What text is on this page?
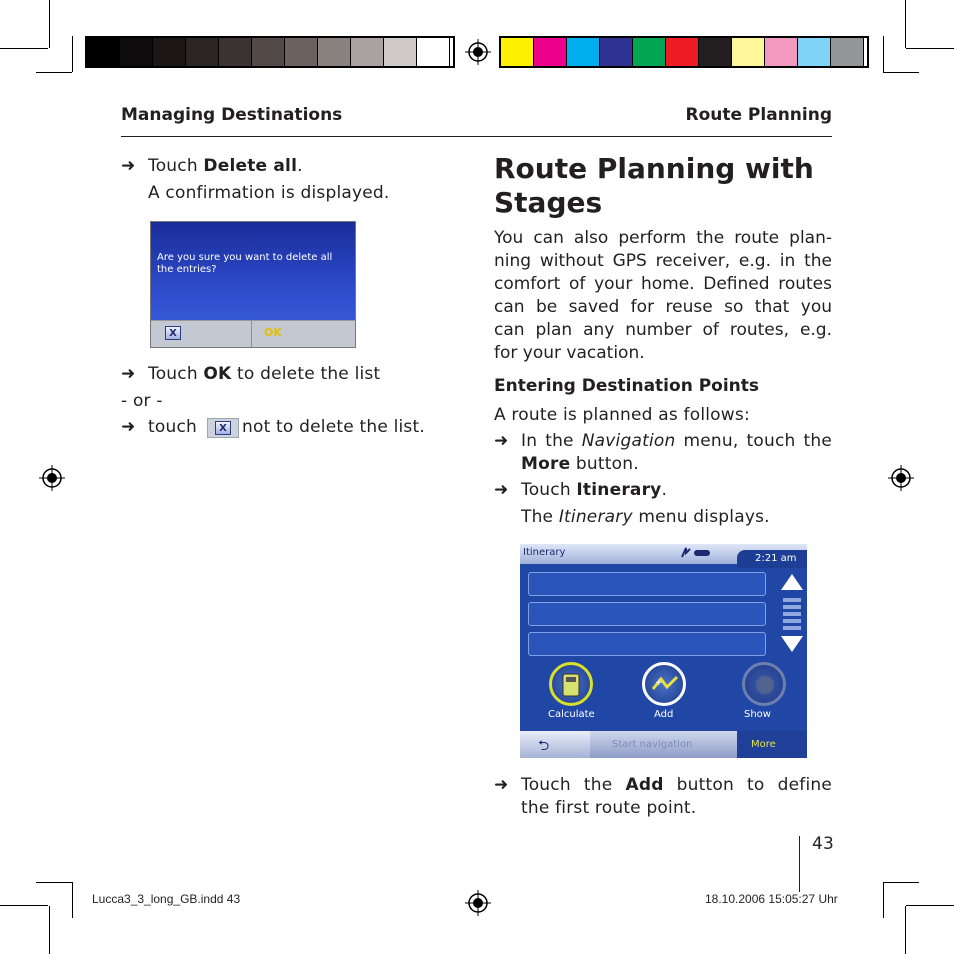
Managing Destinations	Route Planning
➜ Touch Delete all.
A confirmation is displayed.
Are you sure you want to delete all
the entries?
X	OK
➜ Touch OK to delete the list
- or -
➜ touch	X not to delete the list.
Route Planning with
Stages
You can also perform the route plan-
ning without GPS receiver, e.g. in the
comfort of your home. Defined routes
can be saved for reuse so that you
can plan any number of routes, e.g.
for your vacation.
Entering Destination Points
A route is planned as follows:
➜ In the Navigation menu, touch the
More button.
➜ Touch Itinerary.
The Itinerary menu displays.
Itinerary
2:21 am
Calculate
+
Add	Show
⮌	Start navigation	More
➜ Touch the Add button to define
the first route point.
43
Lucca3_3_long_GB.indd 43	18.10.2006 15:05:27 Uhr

---

### DIRECTION
Set down the material above as is, without any pictures.

### EXPECTED ANSWER
What text is on this page?
Managing Destinations	Route Planning
➜ Touch Delete all.
A confirmation is displayed.
Are you sure you want to delete all
the entries?
X	OK
➜ Touch OK to delete the list
- or -
➜ touch	X not to delete the list.
Route Planning with
Stages
You can also perform the route plan-
ning without GPS receiver, e.g. in the
comfort of your home. Defined routes
can be saved for reuse so that you
can plan any number of routes, e.g.
for your vacation.
Entering Destination Points
A route is planned as follows:
➜ In the Navigation menu, touch the
More button.
➜ Touch Itinerary.
The Itinerary menu displays.
Itinerary
2:21 am
Calculate
+
Add	Show
⮌	Start navigation	More
➜ Touch the Add button to define
the first route point.
43
Lucca3_3_long_GB.indd 43	18.10.2006 15:05:27 Uhr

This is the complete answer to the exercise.